| Task to carry out |
From the entries below, copy every line where the string "GBPJPY" appears.

━━ Raw records

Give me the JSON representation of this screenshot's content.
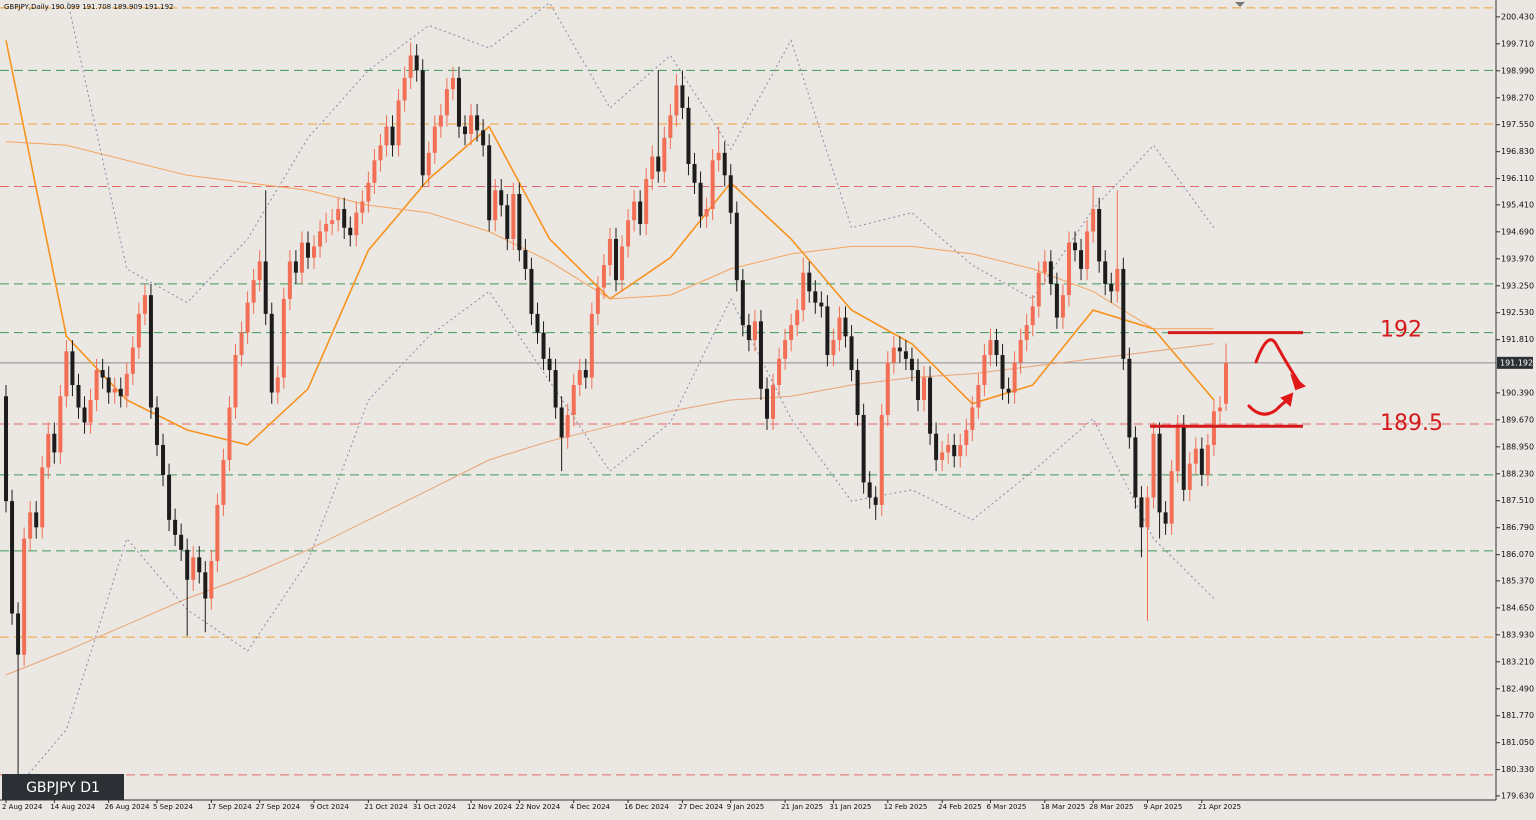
{
  "chart_data": {
    "type": "candlestick",
    "title": "GBPJPY,Daily  190.099 191.708 189.909 191.192",
    "symbol_label": "GBPJPY D1",
    "ylim": [
      179.52,
      200.88
    ],
    "yticks": [
      {
        "value": 200.43,
        "label": "200.430"
      },
      {
        "value": 199.71,
        "label": "199.710"
      },
      {
        "value": 198.99,
        "label": "198.990"
      },
      {
        "value": 198.27,
        "label": "198.270"
      },
      {
        "value": 197.55,
        "label": "197.550"
      },
      {
        "value": 196.83,
        "label": "196.830"
      },
      {
        "value": 196.11,
        "label": "196.110"
      },
      {
        "value": 195.41,
        "label": "195.410"
      },
      {
        "value": 194.69,
        "label": "194.690"
      },
      {
        "value": 193.97,
        "label": "193.970"
      },
      {
        "value": 193.25,
        "label": "193.250"
      },
      {
        "value": 192.53,
        "label": "192.530"
      },
      {
        "value": 191.81,
        "label": "191.810"
      },
      {
        "value": 190.39,
        "label": "190.390"
      },
      {
        "value": 189.67,
        "label": "189.670"
      },
      {
        "value": 188.95,
        "label": "188.950"
      },
      {
        "value": 188.23,
        "label": "188.230"
      },
      {
        "value": 187.51,
        "label": "187.510"
      },
      {
        "value": 186.79,
        "label": "186.790"
      },
      {
        "value": 186.07,
        "label": "186.070"
      },
      {
        "value": 185.37,
        "label": "185.370"
      },
      {
        "value": 184.65,
        "label": "184.650"
      },
      {
        "value": 183.93,
        "label": "183.930"
      },
      {
        "value": 183.21,
        "label": "183.210"
      },
      {
        "value": 182.49,
        "label": "182.490"
      },
      {
        "value": 181.77,
        "label": "181.770"
      },
      {
        "value": 181.05,
        "label": "181.050"
      },
      {
        "value": 180.33,
        "label": "180.330"
      },
      {
        "value": 179.63,
        "label": "179.630"
      }
    ],
    "last_price": {
      "value": 191.192,
      "label": "191.192"
    },
    "bull_color": "#f26e55",
    "bear_color": "#1c1c1c",
    "categories": [
      "2 Aug 2024",
      null,
      null,
      null,
      null,
      null,
      null,
      null,
      "14 Aug 2024",
      null,
      null,
      null,
      null,
      null,
      null,
      null,
      null,
      "26 Aug 2024",
      null,
      null,
      null,
      null,
      null,
      null,
      null,
      "5 Sep 2024",
      null,
      null,
      null,
      null,
      null,
      null,
      null,
      null,
      "17 Sep 2024",
      null,
      null,
      null,
      null,
      null,
      null,
      null,
      "27 Sep 2024",
      null,
      null,
      null,
      null,
      null,
      null,
      null,
      null,
      "9 Oct 2024",
      null,
      null,
      null,
      null,
      null,
      null,
      null,
      null,
      "21 Oct 2024",
      null,
      null,
      null,
      null,
      null,
      null,
      null,
      "31 Oct 2024",
      null,
      null,
      null,
      null,
      null,
      null,
      null,
      null,
      "12 Nov 2024",
      null,
      null,
      null,
      null,
      null,
      null,
      null,
      "22 Nov 2024",
      null,
      null,
      null,
      null,
      null,
      null,
      null,
      null,
      "4 Dec 2024",
      null,
      null,
      null,
      null,
      null,
      null,
      null,
      null,
      "16 Dec 2024",
      null,
      null,
      null,
      null,
      null,
      null,
      null,
      null,
      "27 Dec 2024",
      null,
      null,
      null,
      null,
      null,
      null,
      null,
      "9 Jan 2025",
      null,
      null,
      null,
      null,
      null,
      null,
      null,
      null,
      "21 Jan 2025",
      null,
      null,
      null,
      null,
      null,
      null,
      null,
      "31 Jan 2025",
      null,
      null,
      null,
      null,
      null,
      null,
      null,
      null,
      "12 Feb 2025",
      null,
      null,
      null,
      null,
      null,
      null,
      null,
      null,
      "24 Feb 2025",
      null,
      null,
      null,
      null,
      null,
      null,
      null,
      "6 Mar 2025",
      null,
      null,
      null,
      null,
      null,
      null,
      null,
      null,
      "18 Mar 2025",
      null,
      null,
      null,
      null,
      null,
      null,
      null,
      "28 Mar 2025",
      null,
      null,
      null,
      null,
      null,
      null,
      null,
      null,
      "9 Apr 2025",
      null,
      null,
      null,
      null,
      null,
      null,
      null,
      null,
      "21 Apr 2025",
      null,
      null,
      null,
      null
    ],
    "open": [
      190.3,
      187.5,
      184.5,
      183.4,
      186.5,
      187.2,
      186.8,
      188.4,
      189.3,
      188.8,
      190.3,
      191.5,
      190.6,
      190.0,
      189.6,
      190.2,
      191.0,
      190.8,
      190.4,
      190.5,
      190.3,
      190.9,
      191.6,
      192.5,
      193.0,
      190.0,
      189.0,
      188.2,
      187.0,
      186.6,
      186.2,
      185.4,
      186.0,
      185.6,
      184.9,
      185.9,
      187.4,
      188.6,
      190.0,
      191.4,
      192.0,
      192.8,
      193.4,
      193.9,
      192.5,
      190.4,
      190.8,
      192.9,
      193.9,
      193.6,
      194.4,
      194.0,
      194.3,
      194.7,
      194.9,
      195.0,
      195.3,
      194.8,
      194.6,
      195.2,
      195.5,
      196.0,
      196.6,
      197.0,
      197.5,
      197.0,
      198.2,
      198.8,
      199.4,
      199.0,
      196.2,
      196.8,
      197.5,
      197.8,
      198.5,
      198.8,
      197.5,
      197.3,
      197.8,
      197.4,
      197.0,
      195.0,
      195.8,
      195.4,
      194.5,
      195.7,
      194.2,
      193.7,
      192.5,
      192.0,
      191.3,
      191.0,
      190.0,
      189.2,
      189.8,
      190.6,
      191.0,
      190.8,
      192.5,
      193.2,
      193.8,
      194.5,
      193.4,
      194.3,
      195.0,
      195.5,
      194.9,
      196.1,
      196.7,
      196.3,
      197.2,
      197.8,
      198.6,
      198.0,
      196.5,
      196.0,
      195.1,
      195.3,
      196.6,
      196.8,
      196.2,
      195.2,
      193.4,
      192.2,
      191.8,
      192.3,
      190.5,
      189.7,
      190.6,
      191.3,
      191.8,
      192.2,
      192.6,
      193.6,
      193.1,
      192.8,
      192.7,
      191.4,
      191.8,
      192.4,
      191.9,
      191.0,
      189.8,
      188.0,
      187.6,
      187.4,
      189.8,
      191.2,
      191.6,
      191.5,
      191.3,
      191.0,
      190.2,
      190.8,
      189.3,
      188.6,
      188.8,
      189.0,
      188.7,
      189.0,
      189.4,
      190.0,
      190.6,
      191.4,
      191.8,
      191.4,
      190.5,
      190.4,
      191.2,
      191.8,
      192.2,
      192.7,
      193.6,
      193.9,
      193.3,
      192.4,
      193.0,
      194.4,
      194.2,
      193.7,
      194.7,
      195.3,
      193.9,
      193.3,
      193.1,
      193.7,
      191.3,
      189.2,
      187.6,
      186.8,
      187.6,
      189.3,
      187.2,
      186.9,
      188.3,
      189.5,
      187.8,
      188.5,
      188.9,
      188.2,
      189.0,
      189.9,
      190.099
    ],
    "high": [
      190.6,
      187.8,
      184.8,
      186.8,
      187.5,
      187.5,
      188.7,
      189.6,
      189.6,
      190.6,
      191.8,
      191.8,
      190.9,
      190.3,
      190.5,
      191.3,
      191.3,
      191.1,
      190.8,
      190.8,
      191.2,
      191.9,
      192.8,
      193.3,
      193.3,
      190.3,
      189.3,
      188.5,
      187.3,
      186.9,
      186.5,
      186.3,
      186.3,
      185.9,
      186.2,
      187.7,
      188.9,
      190.3,
      191.7,
      192.3,
      193.1,
      193.7,
      194.2,
      195.8,
      192.8,
      191.1,
      193.2,
      194.2,
      194.2,
      194.7,
      194.7,
      194.6,
      195.0,
      195.2,
      195.3,
      195.6,
      195.6,
      195.1,
      195.5,
      195.8,
      196.3,
      196.9,
      197.3,
      197.8,
      197.8,
      198.5,
      199.1,
      199.75,
      199.7,
      199.3,
      197.1,
      197.8,
      198.1,
      198.8,
      199.1,
      199.1,
      197.8,
      198.1,
      198.1,
      197.7,
      197.3,
      196.1,
      196.1,
      195.7,
      196.0,
      196.0,
      194.5,
      194.0,
      192.8,
      192.3,
      191.6,
      191.3,
      190.3,
      190.1,
      190.9,
      191.3,
      191.3,
      192.8,
      193.5,
      194.1,
      194.8,
      194.8,
      194.6,
      195.3,
      195.8,
      195.8,
      196.4,
      197.0,
      199.0,
      197.5,
      198.1,
      198.9,
      199.0,
      198.3,
      196.8,
      196.3,
      195.6,
      196.9,
      197.5,
      197.1,
      196.5,
      195.5,
      193.7,
      192.5,
      192.6,
      192.6,
      190.8,
      190.9,
      191.6,
      192.1,
      192.5,
      192.9,
      194.0,
      193.9,
      193.4,
      193.1,
      193.0,
      192.1,
      192.7,
      192.7,
      192.2,
      191.3,
      190.1,
      188.3,
      187.9,
      190.1,
      191.5,
      191.9,
      191.9,
      191.8,
      191.6,
      191.3,
      191.1,
      191.1,
      189.6,
      189.1,
      189.3,
      189.3,
      189.3,
      189.7,
      190.3,
      190.9,
      191.7,
      192.1,
      192.1,
      191.7,
      190.8,
      191.5,
      192.1,
      192.5,
      193.0,
      193.9,
      194.2,
      194.2,
      193.6,
      193.3,
      194.7,
      194.7,
      194.5,
      195.0,
      195.9,
      195.6,
      194.2,
      193.6,
      195.8,
      194.0,
      191.6,
      189.5,
      187.9,
      187.9,
      189.6,
      189.6,
      187.5,
      188.6,
      189.8,
      189.8,
      188.8,
      189.2,
      189.2,
      189.3,
      190.2,
      190.3,
      191.708
    ],
    "low": [
      187.2,
      184.2,
      180.2,
      183.1,
      186.2,
      186.5,
      186.5,
      188.1,
      188.5,
      188.5,
      190.0,
      190.3,
      189.7,
      189.3,
      189.3,
      189.9,
      190.5,
      190.1,
      190.1,
      190.0,
      190.0,
      190.6,
      191.3,
      192.2,
      189.7,
      188.7,
      187.9,
      186.7,
      186.3,
      185.9,
      183.9,
      185.1,
      185.3,
      184.0,
      184.6,
      185.6,
      187.1,
      188.3,
      189.7,
      191.1,
      191.7,
      192.5,
      193.1,
      192.2,
      190.1,
      190.1,
      190.5,
      192.6,
      193.3,
      193.3,
      193.7,
      193.7,
      194.0,
      194.4,
      194.6,
      194.7,
      194.5,
      194.3,
      194.3,
      194.9,
      195.2,
      195.7,
      196.3,
      196.7,
      196.7,
      196.7,
      197.9,
      198.5,
      198.7,
      195.9,
      195.9,
      196.5,
      197.2,
      197.5,
      198.2,
      197.2,
      197.0,
      197.0,
      197.1,
      196.7,
      194.7,
      194.7,
      195.1,
      194.2,
      194.2,
      193.9,
      193.4,
      192.2,
      191.7,
      191.0,
      190.7,
      189.7,
      188.3,
      188.9,
      189.5,
      190.3,
      190.5,
      190.5,
      192.2,
      192.9,
      193.5,
      193.1,
      193.1,
      194.0,
      194.7,
      194.6,
      194.6,
      195.8,
      196.0,
      196.0,
      196.9,
      197.5,
      197.7,
      196.2,
      195.7,
      194.8,
      194.8,
      195.0,
      196.3,
      195.9,
      194.9,
      193.1,
      191.9,
      191.5,
      191.5,
      190.2,
      189.4,
      189.4,
      190.3,
      191.0,
      191.5,
      191.9,
      192.3,
      192.8,
      192.5,
      192.4,
      191.1,
      191.1,
      191.5,
      191.6,
      190.7,
      189.5,
      187.7,
      187.3,
      187.0,
      187.1,
      189.5,
      190.9,
      191.2,
      191.0,
      190.7,
      189.9,
      189.9,
      189.0,
      188.3,
      188.3,
      188.5,
      188.4,
      188.4,
      188.7,
      189.1,
      189.7,
      190.3,
      191.1,
      191.1,
      190.2,
      190.1,
      190.1,
      190.9,
      191.5,
      191.9,
      192.4,
      193.3,
      193.0,
      192.1,
      192.1,
      192.7,
      193.9,
      193.4,
      193.4,
      194.4,
      193.6,
      193.0,
      192.8,
      192.8,
      191.0,
      188.9,
      187.3,
      186.0,
      184.3,
      187.3,
      186.5,
      186.6,
      186.6,
      188.0,
      187.5,
      187.5,
      188.2,
      187.9,
      187.9,
      188.7,
      189.6,
      189.909
    ],
    "close": [
      187.5,
      184.5,
      183.4,
      186.5,
      187.2,
      186.8,
      188.4,
      189.3,
      188.8,
      190.3,
      191.5,
      190.6,
      190.0,
      189.6,
      190.2,
      191.0,
      190.8,
      190.4,
      190.5,
      190.3,
      190.9,
      191.6,
      192.5,
      193.0,
      190.0,
      189.0,
      188.2,
      187.0,
      186.6,
      186.2,
      185.4,
      186.0,
      185.6,
      184.9,
      185.9,
      187.4,
      188.6,
      190.0,
      191.4,
      192.0,
      192.8,
      193.4,
      193.9,
      192.5,
      190.4,
      190.8,
      192.9,
      193.9,
      193.6,
      194.4,
      194.0,
      194.3,
      194.7,
      194.9,
      195.0,
      195.3,
      194.8,
      194.6,
      195.2,
      195.5,
      196.0,
      196.6,
      197.0,
      197.5,
      197.0,
      198.2,
      198.8,
      199.4,
      199.0,
      196.2,
      196.8,
      197.5,
      197.8,
      198.5,
      198.8,
      197.5,
      197.3,
      197.8,
      197.4,
      197.0,
      195.0,
      195.8,
      195.4,
      194.5,
      195.7,
      194.2,
      193.7,
      192.5,
      192.0,
      191.3,
      191.0,
      190.0,
      189.2,
      189.8,
      190.6,
      191.0,
      190.8,
      192.5,
      193.2,
      193.8,
      194.5,
      193.4,
      194.3,
      195.0,
      195.5,
      194.9,
      196.1,
      196.7,
      196.3,
      197.2,
      197.8,
      198.6,
      198.0,
      196.5,
      196.0,
      195.1,
      195.3,
      196.6,
      196.8,
      196.2,
      195.2,
      193.4,
      192.2,
      191.8,
      192.3,
      190.5,
      189.7,
      190.6,
      191.3,
      191.8,
      192.2,
      192.6,
      193.6,
      193.1,
      192.8,
      192.7,
      191.4,
      191.8,
      192.4,
      191.9,
      191.0,
      189.8,
      188.0,
      187.6,
      187.4,
      189.8,
      191.2,
      191.6,
      191.5,
      191.3,
      191.0,
      190.2,
      190.8,
      189.3,
      188.6,
      188.8,
      189.0,
      188.7,
      189.0,
      189.4,
      190.0,
      190.6,
      191.4,
      191.8,
      191.4,
      190.5,
      190.4,
      191.2,
      191.8,
      192.2,
      192.7,
      193.6,
      193.9,
      193.3,
      192.4,
      193.0,
      194.4,
      194.2,
      193.7,
      194.7,
      195.3,
      193.9,
      193.3,
      193.1,
      193.7,
      191.3,
      189.2,
      187.6,
      186.8,
      187.6,
      189.3,
      187.2,
      186.9,
      188.3,
      189.5,
      187.8,
      188.5,
      188.9,
      188.2,
      189.0,
      189.9,
      190.0,
      191.192
    ],
    "hlines": [
      {
        "value": 200.67,
        "color": "#f0a23a"
      },
      {
        "value": 199.0,
        "color": "#3d9a5c"
      },
      {
        "value": 197.57,
        "color": "#f0a23a"
      },
      {
        "value": 195.9,
        "color": "#e36a6a"
      },
      {
        "value": 193.3,
        "color": "#3d9a5c"
      },
      {
        "value": 192.0,
        "color": "#3d9a5c"
      },
      {
        "value": 189.56,
        "color": "#e36a6a"
      },
      {
        "value": 188.2,
        "color": "#3d9a5c"
      },
      {
        "value": 186.17,
        "color": "#3d9a5c"
      },
      {
        "value": 183.87,
        "color": "#f0a23a"
      },
      {
        "value": 180.19,
        "color": "#e36a6a"
      }
    ],
    "indicators": [
      {
        "color": "#f7931e",
        "width": 1.6,
        "dash": "none",
        "values": [
          199.8,
          191.9,
          190.2,
          189.4,
          189.0,
          190.5,
          194.2,
          196.1,
          197.5,
          194.5,
          192.9,
          194.0,
          196.0,
          194.5,
          192.6,
          191.7,
          190.1,
          190.6,
          192.6,
          192.1,
          190.2
        ]
      },
      {
        "color": "#f5a35c",
        "width": 1,
        "dash": "none",
        "values": [
          197.1,
          197.0,
          196.6,
          196.2,
          196.0,
          195.8,
          195.4,
          195.2,
          194.7,
          193.9,
          192.9,
          193.0,
          193.7,
          194.1,
          194.3,
          194.3,
          194.1,
          193.7,
          193.1,
          192.1,
          192.1
        ]
      },
      {
        "color": "#e9a376",
        "width": 1,
        "dash": "none",
        "values": [
          182.86,
          183.5,
          184.2,
          184.9,
          185.5,
          186.2,
          187.0,
          187.8,
          188.6,
          189.1,
          189.5,
          189.9,
          190.2,
          190.3,
          190.6,
          190.8,
          190.9,
          191.1,
          191.3,
          191.5,
          191.7
        ]
      },
      {
        "color": "#8a8aa8",
        "width": 1,
        "dash": "2,3",
        "values": [
          201.5,
          201.0,
          193.7,
          192.8,
          194.5,
          197.2,
          199.0,
          200.2,
          199.6,
          200.8,
          198.0,
          199.4,
          196.9,
          199.8,
          194.8,
          195.2,
          193.8,
          192.9,
          195.3,
          197.0,
          194.8
        ]
      },
      {
        "color": "#8a8aa8",
        "width": 1,
        "dash": "2,3",
        "values": [
          179.5,
          181.4,
          186.5,
          184.6,
          183.5,
          185.9,
          190.2,
          191.9,
          193.1,
          190.7,
          188.3,
          189.6,
          192.9,
          189.7,
          187.5,
          187.8,
          187.0,
          188.3,
          189.7,
          186.5,
          184.9
        ]
      }
    ],
    "levels": [
      192,
      189.5
    ],
    "level_color": "#d41a1a"
  }
}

━━━━

| Reply |
    "title": "GBPJPY,Daily  190.099 191.708 189.909 191.192",
    "symbol_label": "GBPJPY D1",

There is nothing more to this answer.